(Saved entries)

○ ○ ○ ○

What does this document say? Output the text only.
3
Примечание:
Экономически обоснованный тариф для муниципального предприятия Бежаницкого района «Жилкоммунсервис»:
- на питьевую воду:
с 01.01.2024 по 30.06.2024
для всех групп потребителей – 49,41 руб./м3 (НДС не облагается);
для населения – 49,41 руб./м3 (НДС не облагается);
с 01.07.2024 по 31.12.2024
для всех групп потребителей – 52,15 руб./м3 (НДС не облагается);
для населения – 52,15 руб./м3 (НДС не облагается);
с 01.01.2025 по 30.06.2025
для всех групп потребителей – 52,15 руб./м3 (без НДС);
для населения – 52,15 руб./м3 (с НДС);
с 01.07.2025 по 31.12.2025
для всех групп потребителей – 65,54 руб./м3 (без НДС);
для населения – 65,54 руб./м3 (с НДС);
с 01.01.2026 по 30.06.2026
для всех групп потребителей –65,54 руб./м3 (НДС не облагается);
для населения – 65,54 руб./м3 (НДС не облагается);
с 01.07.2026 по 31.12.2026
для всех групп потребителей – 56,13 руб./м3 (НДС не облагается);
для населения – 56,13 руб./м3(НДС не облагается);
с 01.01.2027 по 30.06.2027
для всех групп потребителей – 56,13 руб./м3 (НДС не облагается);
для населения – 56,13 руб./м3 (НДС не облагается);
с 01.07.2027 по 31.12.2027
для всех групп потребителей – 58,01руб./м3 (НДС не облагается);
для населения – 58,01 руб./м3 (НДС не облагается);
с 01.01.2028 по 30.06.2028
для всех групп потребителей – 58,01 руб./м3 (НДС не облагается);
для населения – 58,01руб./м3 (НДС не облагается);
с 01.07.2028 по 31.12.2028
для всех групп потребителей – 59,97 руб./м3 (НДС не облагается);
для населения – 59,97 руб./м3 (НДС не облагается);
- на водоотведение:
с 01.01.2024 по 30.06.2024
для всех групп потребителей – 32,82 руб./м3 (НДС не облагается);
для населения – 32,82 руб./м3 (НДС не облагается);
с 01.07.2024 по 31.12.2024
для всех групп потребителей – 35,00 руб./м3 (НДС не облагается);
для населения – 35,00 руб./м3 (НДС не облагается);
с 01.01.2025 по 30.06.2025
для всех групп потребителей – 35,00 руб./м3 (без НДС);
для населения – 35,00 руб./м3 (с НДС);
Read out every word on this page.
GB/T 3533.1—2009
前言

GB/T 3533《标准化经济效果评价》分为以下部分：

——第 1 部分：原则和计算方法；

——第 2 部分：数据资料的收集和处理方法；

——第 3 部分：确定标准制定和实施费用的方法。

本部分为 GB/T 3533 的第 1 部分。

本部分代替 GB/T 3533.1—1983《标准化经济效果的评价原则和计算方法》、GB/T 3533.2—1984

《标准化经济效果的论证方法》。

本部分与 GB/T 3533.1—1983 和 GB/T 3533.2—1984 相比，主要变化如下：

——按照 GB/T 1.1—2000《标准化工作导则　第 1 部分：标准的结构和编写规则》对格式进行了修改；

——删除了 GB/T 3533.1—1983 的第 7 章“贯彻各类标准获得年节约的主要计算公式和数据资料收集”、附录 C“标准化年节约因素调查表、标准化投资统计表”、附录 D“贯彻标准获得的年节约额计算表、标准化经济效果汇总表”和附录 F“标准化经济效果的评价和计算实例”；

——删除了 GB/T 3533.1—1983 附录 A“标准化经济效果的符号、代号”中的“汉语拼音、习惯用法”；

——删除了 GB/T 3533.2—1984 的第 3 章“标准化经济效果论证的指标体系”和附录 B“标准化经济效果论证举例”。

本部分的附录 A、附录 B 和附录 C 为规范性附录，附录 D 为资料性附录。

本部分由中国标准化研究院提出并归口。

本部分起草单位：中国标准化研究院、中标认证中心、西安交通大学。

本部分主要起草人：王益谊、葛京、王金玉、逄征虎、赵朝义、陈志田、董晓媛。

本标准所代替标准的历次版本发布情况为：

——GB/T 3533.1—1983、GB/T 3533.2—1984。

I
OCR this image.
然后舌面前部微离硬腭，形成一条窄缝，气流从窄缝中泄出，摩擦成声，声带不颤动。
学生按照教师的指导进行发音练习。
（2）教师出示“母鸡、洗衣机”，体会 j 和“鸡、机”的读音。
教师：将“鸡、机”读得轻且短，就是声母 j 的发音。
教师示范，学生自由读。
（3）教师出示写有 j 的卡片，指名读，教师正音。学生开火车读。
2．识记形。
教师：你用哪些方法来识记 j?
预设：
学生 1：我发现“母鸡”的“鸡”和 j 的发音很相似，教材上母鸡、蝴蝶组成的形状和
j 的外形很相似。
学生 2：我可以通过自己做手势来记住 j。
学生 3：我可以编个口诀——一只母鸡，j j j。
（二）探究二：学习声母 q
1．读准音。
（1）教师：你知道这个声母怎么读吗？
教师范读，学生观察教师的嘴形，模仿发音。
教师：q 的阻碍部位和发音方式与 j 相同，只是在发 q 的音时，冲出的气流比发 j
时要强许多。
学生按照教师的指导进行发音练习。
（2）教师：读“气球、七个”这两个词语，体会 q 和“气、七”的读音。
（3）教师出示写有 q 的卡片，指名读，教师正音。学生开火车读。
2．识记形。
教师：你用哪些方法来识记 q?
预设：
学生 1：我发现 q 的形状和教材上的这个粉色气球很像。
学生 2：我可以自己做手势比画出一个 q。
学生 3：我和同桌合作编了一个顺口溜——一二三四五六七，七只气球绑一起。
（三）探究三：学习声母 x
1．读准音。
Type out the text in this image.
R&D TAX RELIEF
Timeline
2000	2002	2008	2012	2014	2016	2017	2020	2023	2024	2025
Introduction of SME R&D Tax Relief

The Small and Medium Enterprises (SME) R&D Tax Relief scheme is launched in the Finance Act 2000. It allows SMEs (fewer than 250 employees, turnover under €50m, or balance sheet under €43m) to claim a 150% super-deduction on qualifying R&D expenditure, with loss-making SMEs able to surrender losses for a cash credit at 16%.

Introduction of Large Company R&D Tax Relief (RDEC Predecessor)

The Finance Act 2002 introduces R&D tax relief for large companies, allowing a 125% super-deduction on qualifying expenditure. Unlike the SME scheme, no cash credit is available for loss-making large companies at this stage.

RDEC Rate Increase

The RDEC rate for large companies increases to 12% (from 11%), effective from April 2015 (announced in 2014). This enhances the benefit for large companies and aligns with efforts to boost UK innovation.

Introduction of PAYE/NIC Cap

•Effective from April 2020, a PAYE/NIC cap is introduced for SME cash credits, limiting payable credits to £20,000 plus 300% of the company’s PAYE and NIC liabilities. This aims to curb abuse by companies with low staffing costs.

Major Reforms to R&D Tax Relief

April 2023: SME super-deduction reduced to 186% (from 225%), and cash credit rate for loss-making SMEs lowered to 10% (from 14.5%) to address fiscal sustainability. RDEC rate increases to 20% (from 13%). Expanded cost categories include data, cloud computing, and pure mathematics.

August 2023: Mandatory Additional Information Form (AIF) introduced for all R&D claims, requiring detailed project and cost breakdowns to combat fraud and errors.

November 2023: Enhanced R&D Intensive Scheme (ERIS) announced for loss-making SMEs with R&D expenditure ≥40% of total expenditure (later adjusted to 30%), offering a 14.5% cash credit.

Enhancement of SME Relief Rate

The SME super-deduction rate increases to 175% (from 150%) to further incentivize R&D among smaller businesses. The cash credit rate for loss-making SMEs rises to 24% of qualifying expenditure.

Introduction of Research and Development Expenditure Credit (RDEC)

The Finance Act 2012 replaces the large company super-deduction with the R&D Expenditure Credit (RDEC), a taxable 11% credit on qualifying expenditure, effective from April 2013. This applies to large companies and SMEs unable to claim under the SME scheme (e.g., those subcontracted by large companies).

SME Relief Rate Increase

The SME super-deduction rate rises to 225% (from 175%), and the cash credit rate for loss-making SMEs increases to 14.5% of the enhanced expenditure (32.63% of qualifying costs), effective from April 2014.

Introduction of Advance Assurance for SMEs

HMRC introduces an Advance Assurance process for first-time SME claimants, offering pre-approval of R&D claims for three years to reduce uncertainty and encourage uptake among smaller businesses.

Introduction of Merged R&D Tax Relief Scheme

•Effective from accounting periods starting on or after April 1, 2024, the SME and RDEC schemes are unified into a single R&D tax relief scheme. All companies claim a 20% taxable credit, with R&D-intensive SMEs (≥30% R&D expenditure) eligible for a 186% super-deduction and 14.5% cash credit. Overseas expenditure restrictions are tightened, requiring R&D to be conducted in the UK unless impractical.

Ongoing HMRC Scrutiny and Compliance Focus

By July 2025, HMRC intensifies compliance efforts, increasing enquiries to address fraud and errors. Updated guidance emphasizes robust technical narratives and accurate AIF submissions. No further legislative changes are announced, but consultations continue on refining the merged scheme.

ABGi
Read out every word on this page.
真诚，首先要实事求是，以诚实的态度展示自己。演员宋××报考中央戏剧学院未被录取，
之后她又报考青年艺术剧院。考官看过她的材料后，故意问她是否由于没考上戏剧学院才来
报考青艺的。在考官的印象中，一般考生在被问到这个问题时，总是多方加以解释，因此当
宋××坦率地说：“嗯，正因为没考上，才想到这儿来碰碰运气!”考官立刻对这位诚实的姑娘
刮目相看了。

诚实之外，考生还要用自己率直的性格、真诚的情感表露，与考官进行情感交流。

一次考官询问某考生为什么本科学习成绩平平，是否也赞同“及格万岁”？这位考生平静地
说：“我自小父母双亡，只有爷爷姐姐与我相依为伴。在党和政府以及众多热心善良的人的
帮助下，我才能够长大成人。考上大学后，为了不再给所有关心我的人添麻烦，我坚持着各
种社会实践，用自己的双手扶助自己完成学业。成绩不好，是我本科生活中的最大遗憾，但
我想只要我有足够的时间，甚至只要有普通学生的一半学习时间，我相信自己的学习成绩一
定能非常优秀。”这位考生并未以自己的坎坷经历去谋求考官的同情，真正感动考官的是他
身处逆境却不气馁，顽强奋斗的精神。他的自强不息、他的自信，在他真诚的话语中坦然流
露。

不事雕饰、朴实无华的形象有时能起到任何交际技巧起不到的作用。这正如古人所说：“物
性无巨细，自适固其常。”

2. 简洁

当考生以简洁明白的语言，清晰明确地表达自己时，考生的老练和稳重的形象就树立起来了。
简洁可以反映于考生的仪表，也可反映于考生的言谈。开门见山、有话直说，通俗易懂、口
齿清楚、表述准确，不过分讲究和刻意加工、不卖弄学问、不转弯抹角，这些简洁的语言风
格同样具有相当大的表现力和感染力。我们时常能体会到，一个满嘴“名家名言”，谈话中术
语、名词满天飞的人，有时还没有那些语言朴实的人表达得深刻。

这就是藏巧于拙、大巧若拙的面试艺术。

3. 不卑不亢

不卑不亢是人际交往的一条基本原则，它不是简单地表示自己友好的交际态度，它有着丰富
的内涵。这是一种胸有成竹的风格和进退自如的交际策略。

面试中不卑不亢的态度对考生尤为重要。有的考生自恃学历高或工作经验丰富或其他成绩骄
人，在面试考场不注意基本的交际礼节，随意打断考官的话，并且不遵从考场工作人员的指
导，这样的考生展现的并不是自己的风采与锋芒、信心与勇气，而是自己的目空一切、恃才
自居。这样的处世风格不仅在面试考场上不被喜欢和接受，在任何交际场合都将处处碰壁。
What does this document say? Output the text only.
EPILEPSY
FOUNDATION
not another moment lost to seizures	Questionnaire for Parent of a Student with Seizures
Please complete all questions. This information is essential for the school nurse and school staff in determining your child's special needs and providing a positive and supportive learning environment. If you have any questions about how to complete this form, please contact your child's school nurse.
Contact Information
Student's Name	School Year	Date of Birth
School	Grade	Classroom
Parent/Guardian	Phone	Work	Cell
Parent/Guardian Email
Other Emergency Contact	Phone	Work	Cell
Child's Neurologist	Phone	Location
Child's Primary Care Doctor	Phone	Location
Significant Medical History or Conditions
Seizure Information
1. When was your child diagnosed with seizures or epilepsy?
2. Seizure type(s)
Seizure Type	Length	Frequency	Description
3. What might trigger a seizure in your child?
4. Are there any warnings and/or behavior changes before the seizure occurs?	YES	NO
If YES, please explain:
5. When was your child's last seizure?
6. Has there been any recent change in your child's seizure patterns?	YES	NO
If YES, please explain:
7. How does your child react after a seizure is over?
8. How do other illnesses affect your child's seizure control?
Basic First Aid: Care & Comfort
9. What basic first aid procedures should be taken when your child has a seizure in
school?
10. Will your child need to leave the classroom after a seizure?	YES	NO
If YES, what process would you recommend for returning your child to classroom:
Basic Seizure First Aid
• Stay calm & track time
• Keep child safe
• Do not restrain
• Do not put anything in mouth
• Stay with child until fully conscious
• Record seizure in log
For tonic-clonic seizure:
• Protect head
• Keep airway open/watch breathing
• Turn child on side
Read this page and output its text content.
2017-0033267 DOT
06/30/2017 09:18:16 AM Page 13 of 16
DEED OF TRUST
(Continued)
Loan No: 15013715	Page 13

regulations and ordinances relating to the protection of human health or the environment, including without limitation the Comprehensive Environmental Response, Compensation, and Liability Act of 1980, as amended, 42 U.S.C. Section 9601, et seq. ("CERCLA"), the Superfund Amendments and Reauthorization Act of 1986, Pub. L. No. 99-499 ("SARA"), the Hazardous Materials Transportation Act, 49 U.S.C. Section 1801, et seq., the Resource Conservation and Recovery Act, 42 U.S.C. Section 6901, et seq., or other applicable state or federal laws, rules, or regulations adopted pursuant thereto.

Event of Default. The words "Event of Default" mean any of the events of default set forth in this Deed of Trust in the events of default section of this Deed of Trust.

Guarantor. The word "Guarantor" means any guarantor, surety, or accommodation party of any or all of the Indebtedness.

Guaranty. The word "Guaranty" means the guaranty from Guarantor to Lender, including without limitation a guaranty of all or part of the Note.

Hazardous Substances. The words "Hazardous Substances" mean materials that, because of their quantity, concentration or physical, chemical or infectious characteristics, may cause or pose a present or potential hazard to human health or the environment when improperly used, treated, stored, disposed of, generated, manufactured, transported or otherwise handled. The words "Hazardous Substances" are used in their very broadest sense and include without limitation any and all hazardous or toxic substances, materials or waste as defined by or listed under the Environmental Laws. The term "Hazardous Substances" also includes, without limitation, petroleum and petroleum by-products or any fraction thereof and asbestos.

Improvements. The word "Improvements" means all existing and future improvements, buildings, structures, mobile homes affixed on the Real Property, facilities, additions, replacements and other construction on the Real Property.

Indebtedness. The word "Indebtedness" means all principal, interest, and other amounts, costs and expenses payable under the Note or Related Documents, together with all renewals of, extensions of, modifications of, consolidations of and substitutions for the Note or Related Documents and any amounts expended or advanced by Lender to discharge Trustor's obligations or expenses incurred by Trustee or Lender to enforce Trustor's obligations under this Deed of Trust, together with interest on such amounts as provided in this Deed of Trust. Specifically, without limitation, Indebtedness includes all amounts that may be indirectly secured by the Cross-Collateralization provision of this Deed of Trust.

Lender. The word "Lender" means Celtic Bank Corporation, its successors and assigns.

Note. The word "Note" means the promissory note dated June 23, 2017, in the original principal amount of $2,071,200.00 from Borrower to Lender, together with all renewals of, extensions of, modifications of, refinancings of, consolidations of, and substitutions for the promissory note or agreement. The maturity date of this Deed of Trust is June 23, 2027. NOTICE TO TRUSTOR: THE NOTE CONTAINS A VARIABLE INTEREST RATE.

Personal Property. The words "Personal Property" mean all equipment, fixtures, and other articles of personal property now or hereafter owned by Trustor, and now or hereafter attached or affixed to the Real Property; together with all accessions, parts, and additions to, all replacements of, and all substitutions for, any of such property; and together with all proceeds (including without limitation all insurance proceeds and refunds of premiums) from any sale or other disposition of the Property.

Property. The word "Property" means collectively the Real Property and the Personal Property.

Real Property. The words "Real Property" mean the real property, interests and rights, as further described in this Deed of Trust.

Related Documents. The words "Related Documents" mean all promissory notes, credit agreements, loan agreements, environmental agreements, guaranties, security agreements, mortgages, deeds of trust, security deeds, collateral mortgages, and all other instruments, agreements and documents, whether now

○ ○ ○ ○

▶ [Aim of the task]: Pick out all lines containing the string "taxable".

▶ [Answer]:
The Finance Act 2012 replaces the large company super-deduction with the R&D Expenditure Credit (RDEC), a taxable 11% credit on qualifying expenditure, effective from April 2013. This applies to large companies and SMEs unable to claim under the SME scheme (e.g., those subcontracted by large companies).
•Effective from accounting periods starting on or after April 1, 2024, the SME and RDEC schemes are unified into a single R&D tax relief scheme. All companies claim a 20% taxable credit, with R&D-intensive SMEs (≥30% R&D expenditure) eligible for a 186% super-deduction and 14.5% cash credit. Overseas expenditure restrictions are tightened, requiring R&D to be conducted in the UK unless impractical.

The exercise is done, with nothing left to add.